▶ _Exercise_
Write out every entry exactly as it appears.

Extracted records:
-- Start --

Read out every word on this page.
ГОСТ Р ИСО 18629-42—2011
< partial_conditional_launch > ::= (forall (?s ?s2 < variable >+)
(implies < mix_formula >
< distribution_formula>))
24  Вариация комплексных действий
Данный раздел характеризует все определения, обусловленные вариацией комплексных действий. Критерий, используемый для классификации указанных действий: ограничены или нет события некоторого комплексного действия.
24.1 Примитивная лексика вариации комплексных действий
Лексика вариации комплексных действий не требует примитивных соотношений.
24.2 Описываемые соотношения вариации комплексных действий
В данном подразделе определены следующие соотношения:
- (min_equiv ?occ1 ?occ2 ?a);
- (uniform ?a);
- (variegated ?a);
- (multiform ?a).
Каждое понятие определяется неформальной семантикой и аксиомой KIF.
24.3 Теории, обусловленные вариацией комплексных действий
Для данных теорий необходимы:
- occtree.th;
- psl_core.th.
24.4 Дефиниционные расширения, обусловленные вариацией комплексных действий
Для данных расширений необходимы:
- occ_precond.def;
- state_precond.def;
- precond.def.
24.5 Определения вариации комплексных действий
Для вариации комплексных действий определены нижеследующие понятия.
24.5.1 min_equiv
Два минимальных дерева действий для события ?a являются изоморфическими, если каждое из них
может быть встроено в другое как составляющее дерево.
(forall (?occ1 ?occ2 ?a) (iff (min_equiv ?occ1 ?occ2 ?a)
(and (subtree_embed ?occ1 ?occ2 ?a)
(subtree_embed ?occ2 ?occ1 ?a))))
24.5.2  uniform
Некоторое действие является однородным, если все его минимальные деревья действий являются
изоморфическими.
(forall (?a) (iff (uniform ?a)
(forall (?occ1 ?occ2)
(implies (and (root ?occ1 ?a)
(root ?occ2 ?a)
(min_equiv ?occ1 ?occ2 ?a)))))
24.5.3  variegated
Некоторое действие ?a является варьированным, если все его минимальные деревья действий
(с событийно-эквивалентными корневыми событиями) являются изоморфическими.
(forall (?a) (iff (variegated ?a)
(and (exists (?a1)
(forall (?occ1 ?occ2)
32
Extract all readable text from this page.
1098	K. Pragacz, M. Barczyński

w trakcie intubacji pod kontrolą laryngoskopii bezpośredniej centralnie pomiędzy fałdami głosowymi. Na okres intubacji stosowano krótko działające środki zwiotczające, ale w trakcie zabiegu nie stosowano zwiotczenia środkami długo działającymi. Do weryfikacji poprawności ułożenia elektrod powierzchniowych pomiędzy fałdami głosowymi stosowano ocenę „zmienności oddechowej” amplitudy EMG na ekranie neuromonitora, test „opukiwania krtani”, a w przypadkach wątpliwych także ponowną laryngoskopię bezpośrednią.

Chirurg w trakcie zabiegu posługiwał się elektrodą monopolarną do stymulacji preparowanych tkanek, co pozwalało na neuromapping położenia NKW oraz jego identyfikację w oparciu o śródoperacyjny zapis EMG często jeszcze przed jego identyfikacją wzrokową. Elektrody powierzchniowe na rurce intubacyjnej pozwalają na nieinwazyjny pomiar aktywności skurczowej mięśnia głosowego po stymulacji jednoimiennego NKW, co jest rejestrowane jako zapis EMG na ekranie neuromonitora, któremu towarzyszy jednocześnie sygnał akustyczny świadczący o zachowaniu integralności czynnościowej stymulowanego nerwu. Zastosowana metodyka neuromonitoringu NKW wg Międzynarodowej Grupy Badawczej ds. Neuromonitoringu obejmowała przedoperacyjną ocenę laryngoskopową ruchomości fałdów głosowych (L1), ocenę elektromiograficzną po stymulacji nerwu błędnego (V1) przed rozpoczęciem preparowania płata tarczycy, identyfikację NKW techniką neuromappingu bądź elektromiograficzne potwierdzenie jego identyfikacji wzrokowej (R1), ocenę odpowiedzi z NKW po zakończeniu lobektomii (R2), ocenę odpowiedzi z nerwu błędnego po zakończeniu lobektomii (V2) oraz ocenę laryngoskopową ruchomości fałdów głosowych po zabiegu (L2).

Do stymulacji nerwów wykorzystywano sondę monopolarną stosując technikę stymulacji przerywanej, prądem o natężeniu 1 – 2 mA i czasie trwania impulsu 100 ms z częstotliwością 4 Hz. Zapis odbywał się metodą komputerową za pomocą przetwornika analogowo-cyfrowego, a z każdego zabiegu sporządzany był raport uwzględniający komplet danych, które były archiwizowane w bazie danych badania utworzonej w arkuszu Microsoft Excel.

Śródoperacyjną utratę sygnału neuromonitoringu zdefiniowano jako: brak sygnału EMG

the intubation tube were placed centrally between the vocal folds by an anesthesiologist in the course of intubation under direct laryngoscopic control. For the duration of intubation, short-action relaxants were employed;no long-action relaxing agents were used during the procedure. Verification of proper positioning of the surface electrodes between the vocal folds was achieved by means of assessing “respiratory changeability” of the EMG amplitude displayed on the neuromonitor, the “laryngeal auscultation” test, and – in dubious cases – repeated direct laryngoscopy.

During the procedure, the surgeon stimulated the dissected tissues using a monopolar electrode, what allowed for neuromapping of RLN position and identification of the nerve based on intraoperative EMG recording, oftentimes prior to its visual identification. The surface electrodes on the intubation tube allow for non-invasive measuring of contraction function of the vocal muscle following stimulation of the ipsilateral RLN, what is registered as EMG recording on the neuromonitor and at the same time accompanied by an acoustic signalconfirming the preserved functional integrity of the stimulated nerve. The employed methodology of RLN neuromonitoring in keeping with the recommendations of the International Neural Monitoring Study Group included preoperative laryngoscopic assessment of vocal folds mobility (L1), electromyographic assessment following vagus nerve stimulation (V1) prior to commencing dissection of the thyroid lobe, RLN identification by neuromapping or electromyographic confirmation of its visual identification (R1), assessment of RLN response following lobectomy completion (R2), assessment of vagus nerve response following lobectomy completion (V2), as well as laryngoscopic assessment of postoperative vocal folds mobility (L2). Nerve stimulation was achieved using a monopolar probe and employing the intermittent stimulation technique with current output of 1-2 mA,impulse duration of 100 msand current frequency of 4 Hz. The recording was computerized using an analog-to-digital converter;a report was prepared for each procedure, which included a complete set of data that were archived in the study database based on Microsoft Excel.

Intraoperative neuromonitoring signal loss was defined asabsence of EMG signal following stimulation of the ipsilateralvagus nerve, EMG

-- End --

▶ _Written solution_
Read out every word on this page.
ГОСТ Р ИСО 18629-42—2011
< partial_conditional_launch > ::= (forall (?s ?s2 < variable >+)
(implies < mix_formula >
< distribution_formula>))
24  Вариация комплексных действий
Данный раздел характеризует все определения, обусловленные вариацией комплексных действий. Критерий, используемый для классификации указанных действий: ограничены или нет события некоторого комплексного действия.
24.1 Примитивная лексика вариации комплексных действий
Лексика вариации комплексных действий не требует примитивных соотношений.
24.2 Описываемые соотношения вариации комплексных действий
В данном подразделе определены следующие соотношения:
- (min_equiv ?occ1 ?occ2 ?a);
- (uniform ?a);
- (variegated ?a);
- (multiform ?a).
Каждое понятие определяется неформальной семантикой и аксиомой KIF.
24.3 Теории, обусловленные вариацией комплексных действий
Для данных теорий необходимы:
- occtree.th;
- psl_core.th.
24.4 Дефиниционные расширения, обусловленные вариацией комплексных действий
Для данных расширений необходимы:
- occ_precond.def;
- state_precond.def;
- precond.def.
24.5 Определения вариации комплексных действий
Для вариации комплексных действий определены нижеследующие понятия.
24.5.1 min_equiv
Два минимальных дерева действий для события ?a являются изоморфическими, если каждое из них
может быть встроено в другое как составляющее дерево.
(forall (?occ1 ?occ2 ?a) (iff (min_equiv ?occ1 ?occ2 ?a)
(and (subtree_embed ?occ1 ?occ2 ?a)
(subtree_embed ?occ2 ?occ1 ?a))))
24.5.2  uniform
Некоторое действие является однородным, если все его минимальные деревья действий являются
изоморфическими.
(forall (?a) (iff (uniform ?a)
(forall (?occ1 ?occ2)
(implies (and (root ?occ1 ?a)
(root ?occ2 ?a)
(min_equiv ?occ1 ?occ2 ?a)))))
24.5.3  variegated
Некоторое действие ?a является варьированным, если все его минимальные деревья действий
(с событийно-эквивалентными корневыми событиями) являются изоморфическими.
(forall (?a) (iff (variegated ?a)
(and (exists (?a1)
(forall (?occ1 ?occ2)
32
Extract all readable text from this page.
1098	K. Pragacz, M. Barczyński

w trakcie intubacji pod kontrolą laryngoskopii bezpośredniej centralnie pomiędzy fałdami głosowymi. Na okres intubacji stosowano krótko działające środki zwiotczające, ale w trakcie zabiegu nie stosowano zwiotczenia środkami długo działającymi. Do weryfikacji poprawności ułożenia elektrod powierzchniowych pomiędzy fałdami głosowymi stosowano ocenę „zmienności oddechowej” amplitudy EMG na ekranie neuromonitora, test „opukiwania krtani”, a w przypadkach wątpliwych także ponowną laryngoskopię bezpośrednią.

Chirurg w trakcie zabiegu posługiwał się elektrodą monopolarną do stymulacji preparowanych tkanek, co pozwalało na neuromapping położenia NKW oraz jego identyfikację w oparciu o śródoperacyjny zapis EMG często jeszcze przed jego identyfikacją wzrokową. Elektrody powierzchniowe na rurce intubacyjnej pozwalają na nieinwazyjny pomiar aktywności skurczowej mięśnia głosowego po stymulacji jednoimiennego NKW, co jest rejestrowane jako zapis EMG na ekranie neuromonitora, któremu towarzyszy jednocześnie sygnał akustyczny świadczący o zachowaniu integralności czynnościowej stymulowanego nerwu. Zastosowana metodyka neuromonitoringu NKW wg Międzynarodowej Grupy Badawczej ds. Neuromonitoringu obejmowała przedoperacyjną ocenę laryngoskopową ruchomości fałdów głosowych (L1), ocenę elektromiograficzną po stymulacji nerwu błędnego (V1) przed rozpoczęciem preparowania płata tarczycy, identyfikację NKW techniką neuromappingu bądź elektromiograficzne potwierdzenie jego identyfikacji wzrokowej (R1), ocenę odpowiedzi z NKW po zakończeniu lobektomii (R2), ocenę odpowiedzi z nerwu błędnego po zakończeniu lobektomii (V2) oraz ocenę laryngoskopową ruchomości fałdów głosowych po zabiegu (L2).

Do stymulacji nerwów wykorzystywano sondę monopolarną stosując technikę stymulacji przerywanej, prądem o natężeniu 1 – 2 mA i czasie trwania impulsu 100 ms z częstotliwością 4 Hz. Zapis odbywał się metodą komputerową za pomocą przetwornika analogowo-cyfrowego, a z każdego zabiegu sporządzany był raport uwzględniający komplet danych, które były archiwizowane w bazie danych badania utworzonej w arkuszu Microsoft Excel.

Śródoperacyjną utratę sygnału neuromonitoringu zdefiniowano jako: brak sygnału EMG

the intubation tube were placed centrally between the vocal folds by an anesthesiologist in the course of intubation under direct laryngoscopic control. For the duration of intubation, short-action relaxants were employed;no long-action relaxing agents were used during the procedure. Verification of proper positioning of the surface electrodes between the vocal folds was achieved by means of assessing “respiratory changeability” of the EMG amplitude displayed on the neuromonitor, the “laryngeal auscultation” test, and – in dubious cases – repeated direct laryngoscopy.

During the procedure, the surgeon stimulated the dissected tissues using a monopolar electrode, what allowed for neuromapping of RLN position and identification of the nerve based on intraoperative EMG recording, oftentimes prior to its visual identification. The surface electrodes on the intubation tube allow for non-invasive measuring of contraction function of the vocal muscle following stimulation of the ipsilateral RLN, what is registered as EMG recording on the neuromonitor and at the same time accompanied by an acoustic signalconfirming the preserved functional integrity of the stimulated nerve. The employed methodology of RLN neuromonitoring in keeping with the recommendations of the International Neural Monitoring Study Group included preoperative laryngoscopic assessment of vocal folds mobility (L1), electromyographic assessment following vagus nerve stimulation (V1) prior to commencing dissection of the thyroid lobe, RLN identification by neuromapping or electromyographic confirmation of its visual identification (R1), assessment of RLN response following lobectomy completion (R2), assessment of vagus nerve response following lobectomy completion (V2), as well as laryngoscopic assessment of postoperative vocal folds mobility (L2). Nerve stimulation was achieved using a monopolar probe and employing the intermittent stimulation technique with current output of 1-2 mA,impulse duration of 100 msand current frequency of 4 Hz. The recording was computerized using an analog-to-digital converter;a report was prepared for each procedure, which included a complete set of data that were archived in the study database based on Microsoft Excel.

Intraoperative neuromonitoring signal loss was defined asabsence of EMG signal following stimulation of the ipsilateralvagus nerve, EMG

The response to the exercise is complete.